EXERCISE
List all lines in the material below that contain "Applicant".

[MATERIAL start]

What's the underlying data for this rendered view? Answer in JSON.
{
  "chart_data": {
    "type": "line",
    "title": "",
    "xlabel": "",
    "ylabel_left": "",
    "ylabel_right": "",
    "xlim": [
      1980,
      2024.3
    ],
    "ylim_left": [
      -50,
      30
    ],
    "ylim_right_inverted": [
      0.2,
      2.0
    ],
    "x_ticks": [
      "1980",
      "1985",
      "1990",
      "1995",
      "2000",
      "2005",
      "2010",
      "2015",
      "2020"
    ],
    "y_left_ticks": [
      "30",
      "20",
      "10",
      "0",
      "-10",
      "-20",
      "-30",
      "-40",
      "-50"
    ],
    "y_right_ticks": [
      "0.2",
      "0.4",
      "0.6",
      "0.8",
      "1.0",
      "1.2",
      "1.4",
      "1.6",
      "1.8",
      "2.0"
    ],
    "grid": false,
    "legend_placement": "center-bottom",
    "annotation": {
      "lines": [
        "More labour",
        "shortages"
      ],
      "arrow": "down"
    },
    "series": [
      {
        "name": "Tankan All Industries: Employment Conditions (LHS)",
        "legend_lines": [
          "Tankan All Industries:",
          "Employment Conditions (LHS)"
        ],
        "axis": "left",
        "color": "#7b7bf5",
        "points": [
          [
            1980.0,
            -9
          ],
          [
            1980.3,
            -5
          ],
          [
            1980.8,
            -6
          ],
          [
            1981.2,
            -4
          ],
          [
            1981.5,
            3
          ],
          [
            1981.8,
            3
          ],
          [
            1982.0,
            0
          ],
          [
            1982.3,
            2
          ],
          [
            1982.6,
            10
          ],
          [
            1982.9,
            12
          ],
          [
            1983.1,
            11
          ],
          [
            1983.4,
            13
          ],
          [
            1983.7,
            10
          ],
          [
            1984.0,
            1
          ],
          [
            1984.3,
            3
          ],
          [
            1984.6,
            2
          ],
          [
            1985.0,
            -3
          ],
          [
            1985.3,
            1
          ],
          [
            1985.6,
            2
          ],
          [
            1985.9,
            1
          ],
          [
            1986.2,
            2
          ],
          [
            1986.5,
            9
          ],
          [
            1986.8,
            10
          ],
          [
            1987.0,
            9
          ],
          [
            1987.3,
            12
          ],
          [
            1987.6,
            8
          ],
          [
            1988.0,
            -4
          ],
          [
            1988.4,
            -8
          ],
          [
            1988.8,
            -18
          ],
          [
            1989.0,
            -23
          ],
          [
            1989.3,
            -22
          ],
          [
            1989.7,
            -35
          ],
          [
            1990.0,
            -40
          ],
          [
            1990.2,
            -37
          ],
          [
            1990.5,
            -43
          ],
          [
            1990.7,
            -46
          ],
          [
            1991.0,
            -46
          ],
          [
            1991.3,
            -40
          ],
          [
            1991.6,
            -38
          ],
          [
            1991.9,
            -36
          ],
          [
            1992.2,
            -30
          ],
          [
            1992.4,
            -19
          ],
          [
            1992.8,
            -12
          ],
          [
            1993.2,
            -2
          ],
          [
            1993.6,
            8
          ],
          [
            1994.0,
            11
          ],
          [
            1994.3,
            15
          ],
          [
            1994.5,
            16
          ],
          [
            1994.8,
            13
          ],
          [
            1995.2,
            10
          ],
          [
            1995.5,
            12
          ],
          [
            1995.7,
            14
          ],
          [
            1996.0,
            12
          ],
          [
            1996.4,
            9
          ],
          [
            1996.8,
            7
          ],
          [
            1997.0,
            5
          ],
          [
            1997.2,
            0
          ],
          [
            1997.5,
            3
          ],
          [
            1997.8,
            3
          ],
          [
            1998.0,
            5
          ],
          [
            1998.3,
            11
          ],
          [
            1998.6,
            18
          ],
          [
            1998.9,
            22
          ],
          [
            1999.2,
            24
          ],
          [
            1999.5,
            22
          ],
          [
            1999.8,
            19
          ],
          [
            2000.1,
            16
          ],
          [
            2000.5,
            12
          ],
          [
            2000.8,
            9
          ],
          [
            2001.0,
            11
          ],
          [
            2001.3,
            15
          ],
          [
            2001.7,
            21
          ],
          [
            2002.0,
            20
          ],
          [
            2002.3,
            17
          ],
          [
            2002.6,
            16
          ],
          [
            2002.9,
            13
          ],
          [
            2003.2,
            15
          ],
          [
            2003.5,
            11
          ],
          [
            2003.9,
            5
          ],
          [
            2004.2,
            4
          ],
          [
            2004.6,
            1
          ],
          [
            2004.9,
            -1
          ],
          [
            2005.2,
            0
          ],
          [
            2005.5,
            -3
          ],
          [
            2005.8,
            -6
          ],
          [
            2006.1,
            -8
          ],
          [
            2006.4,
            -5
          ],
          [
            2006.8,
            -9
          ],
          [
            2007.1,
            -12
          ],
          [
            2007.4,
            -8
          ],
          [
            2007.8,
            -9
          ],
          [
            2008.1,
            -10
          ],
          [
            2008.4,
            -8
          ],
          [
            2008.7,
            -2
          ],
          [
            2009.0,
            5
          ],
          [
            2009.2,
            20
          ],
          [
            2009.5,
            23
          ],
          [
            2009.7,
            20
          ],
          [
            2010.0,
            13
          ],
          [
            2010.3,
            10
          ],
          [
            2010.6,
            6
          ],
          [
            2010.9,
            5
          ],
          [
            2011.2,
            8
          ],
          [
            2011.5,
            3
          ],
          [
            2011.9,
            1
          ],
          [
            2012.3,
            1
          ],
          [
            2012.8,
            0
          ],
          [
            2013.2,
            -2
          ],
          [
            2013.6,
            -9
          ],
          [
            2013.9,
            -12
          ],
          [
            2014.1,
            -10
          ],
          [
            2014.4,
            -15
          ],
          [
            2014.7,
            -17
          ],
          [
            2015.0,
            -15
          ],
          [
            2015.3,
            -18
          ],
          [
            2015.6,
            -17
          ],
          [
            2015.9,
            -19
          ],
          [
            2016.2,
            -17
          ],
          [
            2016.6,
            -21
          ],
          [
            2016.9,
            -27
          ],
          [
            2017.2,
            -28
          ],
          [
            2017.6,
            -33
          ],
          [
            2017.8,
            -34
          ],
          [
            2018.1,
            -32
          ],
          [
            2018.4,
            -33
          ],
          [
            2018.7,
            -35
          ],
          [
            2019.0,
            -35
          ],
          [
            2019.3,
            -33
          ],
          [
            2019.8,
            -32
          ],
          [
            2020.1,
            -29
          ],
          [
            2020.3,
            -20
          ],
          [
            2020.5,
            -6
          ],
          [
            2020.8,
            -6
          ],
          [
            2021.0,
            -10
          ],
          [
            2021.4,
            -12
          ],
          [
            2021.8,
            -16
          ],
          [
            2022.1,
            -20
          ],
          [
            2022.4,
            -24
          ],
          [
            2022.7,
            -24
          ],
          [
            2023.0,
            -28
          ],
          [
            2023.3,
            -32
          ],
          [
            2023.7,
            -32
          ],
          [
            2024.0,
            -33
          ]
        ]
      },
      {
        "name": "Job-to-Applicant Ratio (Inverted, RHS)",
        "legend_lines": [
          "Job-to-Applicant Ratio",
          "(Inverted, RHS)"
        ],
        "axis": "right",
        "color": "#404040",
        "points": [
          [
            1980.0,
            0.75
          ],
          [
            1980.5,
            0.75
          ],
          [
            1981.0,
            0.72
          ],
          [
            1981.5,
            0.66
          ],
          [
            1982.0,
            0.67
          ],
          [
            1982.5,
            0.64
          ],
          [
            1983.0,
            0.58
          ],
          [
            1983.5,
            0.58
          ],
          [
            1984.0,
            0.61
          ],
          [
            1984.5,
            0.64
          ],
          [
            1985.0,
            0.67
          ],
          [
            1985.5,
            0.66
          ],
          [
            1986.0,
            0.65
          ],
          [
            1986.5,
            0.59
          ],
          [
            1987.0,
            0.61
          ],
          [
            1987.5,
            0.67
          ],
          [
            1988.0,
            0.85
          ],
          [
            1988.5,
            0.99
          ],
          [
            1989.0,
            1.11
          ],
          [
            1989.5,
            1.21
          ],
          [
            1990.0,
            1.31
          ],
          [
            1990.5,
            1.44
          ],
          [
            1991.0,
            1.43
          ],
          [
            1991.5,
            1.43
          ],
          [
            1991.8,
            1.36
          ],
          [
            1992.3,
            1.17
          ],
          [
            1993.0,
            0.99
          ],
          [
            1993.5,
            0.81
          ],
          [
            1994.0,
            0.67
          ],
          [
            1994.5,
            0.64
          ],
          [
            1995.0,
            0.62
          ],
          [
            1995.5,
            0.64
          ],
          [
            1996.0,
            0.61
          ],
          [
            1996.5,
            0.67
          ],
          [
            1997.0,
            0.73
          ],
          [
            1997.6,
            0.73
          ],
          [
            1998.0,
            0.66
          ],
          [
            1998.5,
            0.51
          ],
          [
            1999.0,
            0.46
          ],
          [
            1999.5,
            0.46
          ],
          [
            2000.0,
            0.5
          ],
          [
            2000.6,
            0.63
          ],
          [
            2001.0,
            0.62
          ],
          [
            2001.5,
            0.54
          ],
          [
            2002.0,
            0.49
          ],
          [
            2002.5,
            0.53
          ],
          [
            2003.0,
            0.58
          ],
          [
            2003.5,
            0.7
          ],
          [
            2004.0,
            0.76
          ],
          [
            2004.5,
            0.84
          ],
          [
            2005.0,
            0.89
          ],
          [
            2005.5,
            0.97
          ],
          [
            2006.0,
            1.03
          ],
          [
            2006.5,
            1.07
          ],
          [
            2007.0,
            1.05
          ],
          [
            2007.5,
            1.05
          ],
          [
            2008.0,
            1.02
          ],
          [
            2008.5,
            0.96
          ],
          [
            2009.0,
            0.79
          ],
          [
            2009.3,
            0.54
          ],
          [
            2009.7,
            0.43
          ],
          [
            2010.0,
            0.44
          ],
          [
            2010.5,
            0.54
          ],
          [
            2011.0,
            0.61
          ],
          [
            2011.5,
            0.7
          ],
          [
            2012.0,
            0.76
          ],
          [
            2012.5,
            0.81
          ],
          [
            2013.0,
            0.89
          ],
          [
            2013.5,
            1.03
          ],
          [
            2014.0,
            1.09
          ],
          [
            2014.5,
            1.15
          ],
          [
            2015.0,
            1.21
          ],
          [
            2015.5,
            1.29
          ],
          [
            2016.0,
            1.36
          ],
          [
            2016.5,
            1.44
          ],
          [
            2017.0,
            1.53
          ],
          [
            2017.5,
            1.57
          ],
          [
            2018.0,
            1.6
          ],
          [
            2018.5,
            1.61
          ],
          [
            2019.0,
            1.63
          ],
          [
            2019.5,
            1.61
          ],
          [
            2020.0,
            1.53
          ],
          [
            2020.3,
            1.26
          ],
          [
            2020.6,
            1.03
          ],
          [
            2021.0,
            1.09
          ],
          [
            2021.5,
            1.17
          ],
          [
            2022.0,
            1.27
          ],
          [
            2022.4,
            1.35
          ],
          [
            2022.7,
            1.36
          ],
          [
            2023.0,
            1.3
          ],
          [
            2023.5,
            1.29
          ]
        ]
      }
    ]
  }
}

[MATERIAL end]

IN RESPONSE
        "name": "Job-to-Applicant Ratio (Inverted, RHS)",
          "Job-to-Applicant Ratio",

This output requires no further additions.